> **TASK STATEMENT**
Give the listing again character for character, but drop the images.

> **DATA RECORDS**

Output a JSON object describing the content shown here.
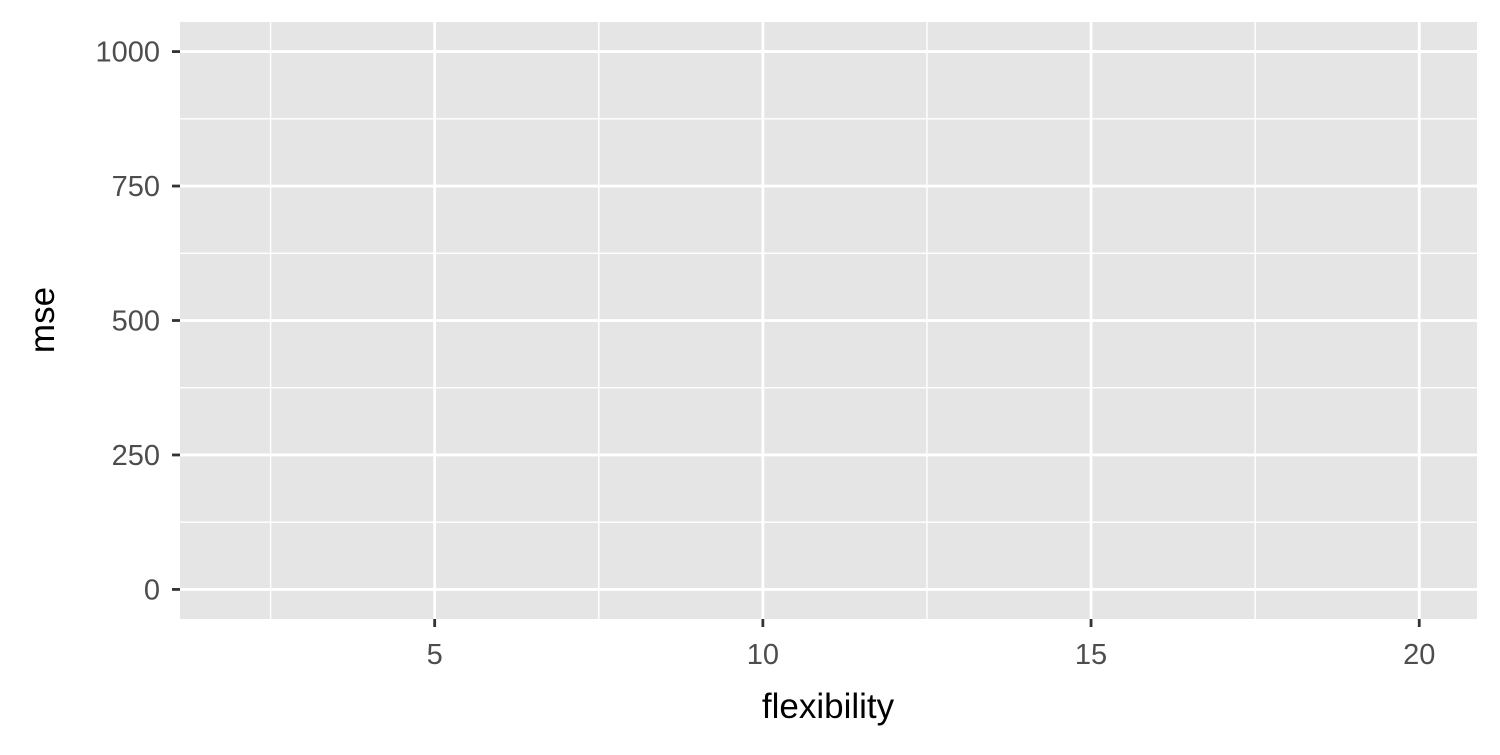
{
  "chart_data": {
    "type": "line",
    "title": "",
    "xlabel": "flexibility",
    "ylabel": "mse",
    "xlim": [
      1.12,
      20.88
    ],
    "ylim": [
      -55,
      1055
    ],
    "x_ticks": [
      5,
      10,
      15,
      20
    ],
    "x_tick_labels": [
      "5",
      "10",
      "15",
      "20"
    ],
    "x_minor_ticks": [
      2.5,
      7.5,
      12.5,
      17.5
    ],
    "y_ticks": [
      0,
      250,
      500,
      750,
      1000
    ],
    "y_tick_labels": [
      "0",
      "250",
      "500",
      "750",
      "1000"
    ],
    "y_minor_ticks": [
      125,
      375,
      625,
      875
    ],
    "series": [],
    "grid": true,
    "legend": "none",
    "colors": {
      "panel_background": "#e5e5e5",
      "grid_line": "#ffffff",
      "tick_label": "#4d4d4d",
      "axis_tick": "#333333",
      "axis_title": "#000000"
    }
  }
}
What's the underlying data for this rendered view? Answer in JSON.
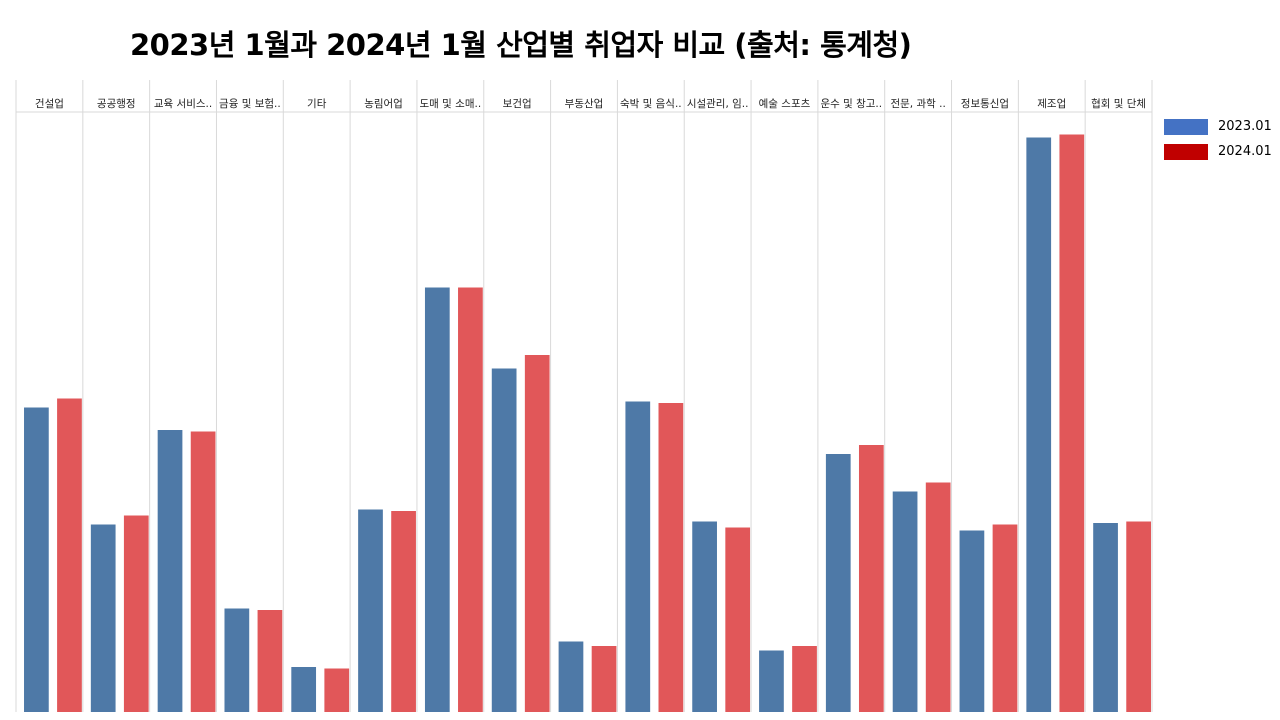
{
  "title": "2023년 1월과 2024년 1월 산업별 취업자 비교 (출처: 통계청)",
  "chart_data": {
    "type": "bar",
    "title": "2023년 1월과 2024년 1월 산업별 취업자 비교 (출처: 통계청)",
    "categories": [
      "건설업",
      "공공행정",
      "교육 서비스..",
      "금융 및 보험..",
      "기타",
      "농림어업",
      "도매 및 소매..",
      "보건업",
      "부동산업",
      "숙박 및 음식..",
      "시설관리, 임..",
      "예술 스포츠",
      "운수 및 창고..",
      "전문, 과학 ..",
      "정보통신업",
      "제조업",
      "협회 및 단체"
    ],
    "series": [
      {
        "name": "2023.01",
        "values": [
          2030,
          1250,
          1880,
          690,
          300,
          1350,
          2830,
          2290,
          470,
          2070,
          1270,
          410,
          1720,
          1470,
          1210,
          3830,
          1260
        ]
      },
      {
        "name": "2024.01",
        "values": [
          2090,
          1310,
          1870,
          680,
          290,
          1340,
          2830,
          2380,
          440,
          2060,
          1230,
          440,
          1780,
          1530,
          1250,
          3850,
          1270
        ]
      }
    ],
    "ylim": [
      0,
      4000
    ],
    "grid": true,
    "legend_position": "right",
    "colors": {
      "legend": [
        "#4472c4",
        "#c00000"
      ],
      "bars": [
        "#4e79a7",
        "#e15759"
      ],
      "separator": "#d9d9d9"
    }
  }
}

> **COMPLETE OUTPUT**
Output a JSON object describing the content shown here.
{
  "chart_data": {
    "type": "line",
    "title": "",
    "xlabel": "flexibility",
    "ylabel": "mse",
    "xlim": [
      1.12,
      20.88
    ],
    "ylim": [
      -55,
      1055
    ],
    "x_ticks": [
      5,
      10,
      15,
      20
    ],
    "x_tick_labels": [
      "5",
      "10",
      "15",
      "20"
    ],
    "x_minor_ticks": [
      2.5,
      7.5,
      12.5,
      17.5
    ],
    "y_ticks": [
      0,
      250,
      500,
      750,
      1000
    ],
    "y_tick_labels": [
      "0",
      "250",
      "500",
      "750",
      "1000"
    ],
    "y_minor_ticks": [
      125,
      375,
      625,
      875
    ],
    "series": [],
    "grid": true,
    "legend": "none",
    "colors": {
      "panel_background": "#e5e5e5",
      "grid_line": "#ffffff",
      "tick_label": "#4d4d4d",
      "axis_tick": "#333333",
      "axis_title": "#000000"
    }
  }
}
What's the underlying data for this rendered view? Answer in JSON.
{
  "title": "2023년 1월과 2024년 1월 산업별 취업자 비교 (출처: 통계청)",
  "chart_data": {
    "type": "bar",
    "title": "2023년 1월과 2024년 1월 산업별 취업자 비교 (출처: 통계청)",
    "categories": [
      "건설업",
      "공공행정",
      "교육 서비스..",
      "금융 및 보험..",
      "기타",
      "농림어업",
      "도매 및 소매..",
      "보건업",
      "부동산업",
      "숙박 및 음식..",
      "시설관리, 임..",
      "예술 스포츠",
      "운수 및 창고..",
      "전문, 과학 ..",
      "정보통신업",
      "제조업",
      "협회 및 단체"
    ],
    "series": [
      {
        "name": "2023.01",
        "values": [
          2030,
          1250,
          1880,
          690,
          300,
          1350,
          2830,
          2290,
          470,
          2070,
          1270,
          410,
          1720,
          1470,
          1210,
          3830,
          1260
        ]
      },
      {
        "name": "2024.01",
        "values": [
          2090,
          1310,
          1870,
          680,
          290,
          1340,
          2830,
          2380,
          440,
          2060,
          1230,
          440,
          1780,
          1530,
          1250,
          3850,
          1270
        ]
      }
    ],
    "ylim": [
      0,
      4000
    ],
    "grid": true,
    "legend_position": "right",
    "colors": {
      "legend": [
        "#4472c4",
        "#c00000"
      ],
      "bars": [
        "#4e79a7",
        "#e15759"
      ],
      "separator": "#d9d9d9"
    }
  }
}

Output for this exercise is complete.